*TASK TO CARRY OUT:* Write out each of the following entries word for word, with nothing changed.

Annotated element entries
------------------------

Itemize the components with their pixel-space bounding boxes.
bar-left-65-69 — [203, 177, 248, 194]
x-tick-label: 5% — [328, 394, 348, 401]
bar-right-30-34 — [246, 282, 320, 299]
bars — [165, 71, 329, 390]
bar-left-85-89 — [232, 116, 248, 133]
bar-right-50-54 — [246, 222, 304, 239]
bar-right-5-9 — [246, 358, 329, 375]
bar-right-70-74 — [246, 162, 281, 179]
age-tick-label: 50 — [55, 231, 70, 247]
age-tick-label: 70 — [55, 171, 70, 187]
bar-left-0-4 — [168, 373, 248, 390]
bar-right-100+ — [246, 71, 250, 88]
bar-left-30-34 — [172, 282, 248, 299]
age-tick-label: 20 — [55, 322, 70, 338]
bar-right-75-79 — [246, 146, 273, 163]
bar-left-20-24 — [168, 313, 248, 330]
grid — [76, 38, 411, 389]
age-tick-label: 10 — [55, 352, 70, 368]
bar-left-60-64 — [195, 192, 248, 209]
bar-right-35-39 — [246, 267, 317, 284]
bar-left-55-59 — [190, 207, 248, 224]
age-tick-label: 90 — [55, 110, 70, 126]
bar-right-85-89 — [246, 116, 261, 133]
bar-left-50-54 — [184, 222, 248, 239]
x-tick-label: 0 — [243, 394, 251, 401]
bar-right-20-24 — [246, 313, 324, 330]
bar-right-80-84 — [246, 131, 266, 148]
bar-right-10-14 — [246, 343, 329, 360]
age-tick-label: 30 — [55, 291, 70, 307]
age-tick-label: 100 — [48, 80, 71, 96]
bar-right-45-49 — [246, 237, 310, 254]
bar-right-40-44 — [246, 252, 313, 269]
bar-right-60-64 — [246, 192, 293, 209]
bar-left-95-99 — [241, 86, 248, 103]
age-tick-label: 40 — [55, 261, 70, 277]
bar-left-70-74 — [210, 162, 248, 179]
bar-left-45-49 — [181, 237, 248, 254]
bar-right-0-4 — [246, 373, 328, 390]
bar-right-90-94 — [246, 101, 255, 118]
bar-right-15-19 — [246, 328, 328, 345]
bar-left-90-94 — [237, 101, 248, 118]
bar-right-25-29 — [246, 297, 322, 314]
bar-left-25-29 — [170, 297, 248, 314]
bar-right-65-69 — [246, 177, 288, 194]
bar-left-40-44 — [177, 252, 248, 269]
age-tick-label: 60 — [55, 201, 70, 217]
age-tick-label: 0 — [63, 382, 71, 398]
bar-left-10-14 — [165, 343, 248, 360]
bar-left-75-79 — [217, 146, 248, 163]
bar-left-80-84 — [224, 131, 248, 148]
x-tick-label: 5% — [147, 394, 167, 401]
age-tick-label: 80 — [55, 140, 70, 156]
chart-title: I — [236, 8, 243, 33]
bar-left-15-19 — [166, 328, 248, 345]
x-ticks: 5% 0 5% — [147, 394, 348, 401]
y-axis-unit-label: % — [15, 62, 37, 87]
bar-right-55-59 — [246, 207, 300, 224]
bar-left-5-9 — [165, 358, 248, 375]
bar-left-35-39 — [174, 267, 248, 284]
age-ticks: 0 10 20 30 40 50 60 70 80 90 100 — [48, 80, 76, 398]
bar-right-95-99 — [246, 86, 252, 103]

------------------------

*TASK OUTPUT:*
Itemize the components with their pixel-space bounding boxes.
bar-left-65-69 — [203, 177, 248, 194]
x-tick-label: 5% — [328, 394, 348, 401]
bar-right-30-34 — [246, 282, 320, 299]
bars — [165, 71, 329, 390]
bar-left-85-89 — [232, 116, 248, 133]
bar-right-50-54 — [246, 222, 304, 239]
bar-right-5-9 — [246, 358, 329, 375]
bar-right-70-74 — [246, 162, 281, 179]
age-tick-label: 50 — [55, 231, 70, 247]
age-tick-label: 70 — [55, 171, 70, 187]
bar-left-0-4 — [168, 373, 248, 390]
bar-right-100+ — [246, 71, 250, 88]
bar-left-30-34 — [172, 282, 248, 299]
age-tick-label: 20 — [55, 322, 70, 338]
bar-right-75-79 — [246, 146, 273, 163]
bar-left-20-24 — [168, 313, 248, 330]
grid — [76, 38, 411, 389]
age-tick-label: 10 — [55, 352, 70, 368]
bar-left-60-64 — [195, 192, 248, 209]
bar-right-35-39 — [246, 267, 317, 284]
bar-left-55-59 — [190, 207, 248, 224]
age-tick-label: 90 — [55, 110, 70, 126]
bar-right-85-89 — [246, 116, 261, 133]
bar-left-50-54 — [184, 222, 248, 239]
x-tick-label: 0 — [243, 394, 251, 401]
bar-right-20-24 — [246, 313, 324, 330]
bar-right-80-84 — [246, 131, 266, 148]
bar-right-10-14 — [246, 343, 329, 360]
age-tick-label: 30 — [55, 291, 70, 307]
age-tick-label: 100 — [48, 80, 71, 96]
bar-right-45-49 — [246, 237, 310, 254]
bar-right-40-44 — [246, 252, 313, 269]
bar-right-60-64 — [246, 192, 293, 209]
bar-left-95-99 — [241, 86, 248, 103]
age-tick-label: 40 — [55, 261, 70, 277]
bar-left-70-74 — [210, 162, 248, 179]
bar-left-45-49 — [181, 237, 248, 254]
bar-right-0-4 — [246, 373, 328, 390]
bar-right-90-94 — [246, 101, 255, 118]
bar-right-15-19 — [246, 328, 328, 345]
bar-left-90-94 — [237, 101, 248, 118]
bar-right-25-29 — [246, 297, 322, 314]
bar-left-25-29 — [170, 297, 248, 314]
bar-right-65-69 — [246, 177, 288, 194]
bar-left-40-44 — [177, 252, 248, 269]
age-tick-label: 60 — [55, 201, 70, 217]
age-tick-label: 0 — [63, 382, 71, 398]
bar-left-10-14 — [165, 343, 248, 360]
bar-left-75-79 — [217, 146, 248, 163]
bar-left-80-84 — [224, 131, 248, 148]
x-tick-label: 5% — [147, 394, 167, 401]
age-tick-label: 80 — [55, 140, 70, 156]
chart-title: I — [236, 8, 243, 33]
bar-left-15-19 — [166, 328, 248, 345]
x-ticks: 5% 0 5% — [147, 394, 348, 401]
y-axis-unit-label: % — [15, 62, 37, 87]
bar-right-55-59 — [246, 207, 300, 224]
bar-left-5-9 — [165, 358, 248, 375]
bar-left-35-39 — [174, 267, 248, 284]
age-ticks: 0 10 20 30 40 50 60 70 80 90 100 — [48, 80, 76, 398]
bar-right-95-99 — [246, 86, 252, 103]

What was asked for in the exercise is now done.